■ **Task prompt**: Copy out all the data, word for word.

■ **Figure record extracts**:
=====

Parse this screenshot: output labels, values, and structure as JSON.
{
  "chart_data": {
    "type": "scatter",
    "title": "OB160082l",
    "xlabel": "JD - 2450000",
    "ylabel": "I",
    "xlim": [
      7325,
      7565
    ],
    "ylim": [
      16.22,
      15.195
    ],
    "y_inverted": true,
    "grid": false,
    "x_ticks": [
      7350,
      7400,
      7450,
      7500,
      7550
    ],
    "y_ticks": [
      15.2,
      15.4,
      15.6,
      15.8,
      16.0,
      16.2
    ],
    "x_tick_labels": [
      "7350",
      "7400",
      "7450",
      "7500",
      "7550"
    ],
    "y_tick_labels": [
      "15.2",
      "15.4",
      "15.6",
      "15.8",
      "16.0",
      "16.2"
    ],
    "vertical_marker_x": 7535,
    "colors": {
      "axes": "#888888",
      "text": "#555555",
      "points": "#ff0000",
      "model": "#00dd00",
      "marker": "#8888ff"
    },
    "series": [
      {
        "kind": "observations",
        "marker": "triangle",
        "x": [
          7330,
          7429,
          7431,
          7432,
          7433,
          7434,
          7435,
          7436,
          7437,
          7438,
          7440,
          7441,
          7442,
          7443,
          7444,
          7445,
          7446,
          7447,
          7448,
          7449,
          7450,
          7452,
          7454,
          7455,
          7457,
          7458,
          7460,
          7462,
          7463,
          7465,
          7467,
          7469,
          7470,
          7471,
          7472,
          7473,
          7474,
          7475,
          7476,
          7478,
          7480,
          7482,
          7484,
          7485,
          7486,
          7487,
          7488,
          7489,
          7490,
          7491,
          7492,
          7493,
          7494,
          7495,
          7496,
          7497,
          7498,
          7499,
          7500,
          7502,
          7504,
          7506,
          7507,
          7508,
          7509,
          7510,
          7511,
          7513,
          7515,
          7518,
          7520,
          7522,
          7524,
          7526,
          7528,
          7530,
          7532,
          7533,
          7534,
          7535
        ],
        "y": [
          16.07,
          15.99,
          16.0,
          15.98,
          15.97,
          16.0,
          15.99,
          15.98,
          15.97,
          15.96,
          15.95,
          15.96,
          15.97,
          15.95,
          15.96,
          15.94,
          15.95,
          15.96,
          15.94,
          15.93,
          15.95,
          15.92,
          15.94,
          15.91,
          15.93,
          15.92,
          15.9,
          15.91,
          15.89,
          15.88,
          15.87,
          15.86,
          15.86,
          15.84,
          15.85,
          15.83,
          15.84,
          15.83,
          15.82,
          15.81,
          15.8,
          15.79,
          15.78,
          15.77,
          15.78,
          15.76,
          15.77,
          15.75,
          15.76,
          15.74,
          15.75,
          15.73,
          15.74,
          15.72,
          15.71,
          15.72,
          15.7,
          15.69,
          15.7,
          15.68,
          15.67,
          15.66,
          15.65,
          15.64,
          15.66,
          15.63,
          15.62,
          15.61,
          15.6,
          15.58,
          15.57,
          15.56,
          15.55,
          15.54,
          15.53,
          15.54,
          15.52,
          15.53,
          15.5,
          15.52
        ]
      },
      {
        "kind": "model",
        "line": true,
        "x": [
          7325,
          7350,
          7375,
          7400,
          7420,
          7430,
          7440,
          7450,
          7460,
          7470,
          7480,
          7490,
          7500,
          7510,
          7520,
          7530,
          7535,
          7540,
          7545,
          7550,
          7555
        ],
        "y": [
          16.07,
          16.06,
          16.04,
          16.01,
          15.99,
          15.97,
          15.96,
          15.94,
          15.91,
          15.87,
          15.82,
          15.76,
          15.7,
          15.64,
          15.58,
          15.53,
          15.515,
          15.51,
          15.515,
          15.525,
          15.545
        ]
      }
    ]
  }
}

=====

■ **Response to this exercise**:
Parse this screenshot: output labels, values, and structure as JSON.
{
  "chart_data": {
    "type": "scatter",
    "title": "OB160082l",
    "xlabel": "JD - 2450000",
    "ylabel": "I",
    "xlim": [
      7325,
      7565
    ],
    "ylim": [
      16.22,
      15.195
    ],
    "y_inverted": true,
    "grid": false,
    "x_ticks": [
      7350,
      7400,
      7450,
      7500,
      7550
    ],
    "y_ticks": [
      15.2,
      15.4,
      15.6,
      15.8,
      16.0,
      16.2
    ],
    "x_tick_labels": [
      "7350",
      "7400",
      "7450",
      "7500",
      "7550"
    ],
    "y_tick_labels": [
      "15.2",
      "15.4",
      "15.6",
      "15.8",
      "16.0",
      "16.2"
    ],
    "vertical_marker_x": 7535,
    "colors": {
      "axes": "#888888",
      "text": "#555555",
      "points": "#ff0000",
      "model": "#00dd00",
      "marker": "#8888ff"
    },
    "series": [
      {
        "kind": "observations",
        "marker": "triangle",
        "x": [
          7330,
          7429,
          7431,
          7432,
          7433,
          7434,
          7435,
          7436,
          7437,
          7438,
          7440,
          7441,
          7442,
          7443,
          7444,
          7445,
          7446,
          7447,
          7448,
          7449,
          7450,
          7452,
          7454,
          7455,
          7457,
          7458,
          7460,
          7462,
          7463,
          7465,
          7467,
          7469,
          7470,
          7471,
          7472,
          7473,
          7474,
          7475,
          7476,
          7478,
          7480,
          7482,
          7484,
          7485,
          7486,
          7487,
          7488,
          7489,
          7490,
          7491,
          7492,
          7493,
          7494,
          7495,
          7496,
          7497,
          7498,
          7499,
          7500,
          7502,
          7504,
          7506,
          7507,
          7508,
          7509,
          7510,
          7511,
          7513,
          7515,
          7518,
          7520,
          7522,
          7524,
          7526,
          7528,
          7530,
          7532,
          7533,
          7534,
          7535
        ],
        "y": [
          16.07,
          15.99,
          16.0,
          15.98,
          15.97,
          16.0,
          15.99,
          15.98,
          15.97,
          15.96,
          15.95,
          15.96,
          15.97,
          15.95,
          15.96,
          15.94,
          15.95,
          15.96,
          15.94,
          15.93,
          15.95,
          15.92,
          15.94,
          15.91,
          15.93,
          15.92,
          15.9,
          15.91,
          15.89,
          15.88,
          15.87,
          15.86,
          15.86,
          15.84,
          15.85,
          15.83,
          15.84,
          15.83,
          15.82,
          15.81,
          15.8,
          15.79,
          15.78,
          15.77,
          15.78,
          15.76,
          15.77,
          15.75,
          15.76,
          15.74,
          15.75,
          15.73,
          15.74,
          15.72,
          15.71,
          15.72,
          15.7,
          15.69,
          15.7,
          15.68,
          15.67,
          15.66,
          15.65,
          15.64,
          15.66,
          15.63,
          15.62,
          15.61,
          15.6,
          15.58,
          15.57,
          15.56,
          15.55,
          15.54,
          15.53,
          15.54,
          15.52,
          15.53,
          15.5,
          15.52
        ]
      },
      {
        "kind": "model",
        "line": true,
        "x": [
          7325,
          7350,
          7375,
          7400,
          7420,
          7430,
          7440,
          7450,
          7460,
          7470,
          7480,
          7490,
          7500,
          7510,
          7520,
          7530,
          7535,
          7540,
          7545,
          7550,
          7555
        ],
        "y": [
          16.07,
          16.06,
          16.04,
          16.01,
          15.99,
          15.97,
          15.96,
          15.94,
          15.91,
          15.87,
          15.82,
          15.76,
          15.7,
          15.64,
          15.58,
          15.53,
          15.515,
          15.51,
          15.515,
          15.525,
          15.545
        ]
      }
    ]
  }
}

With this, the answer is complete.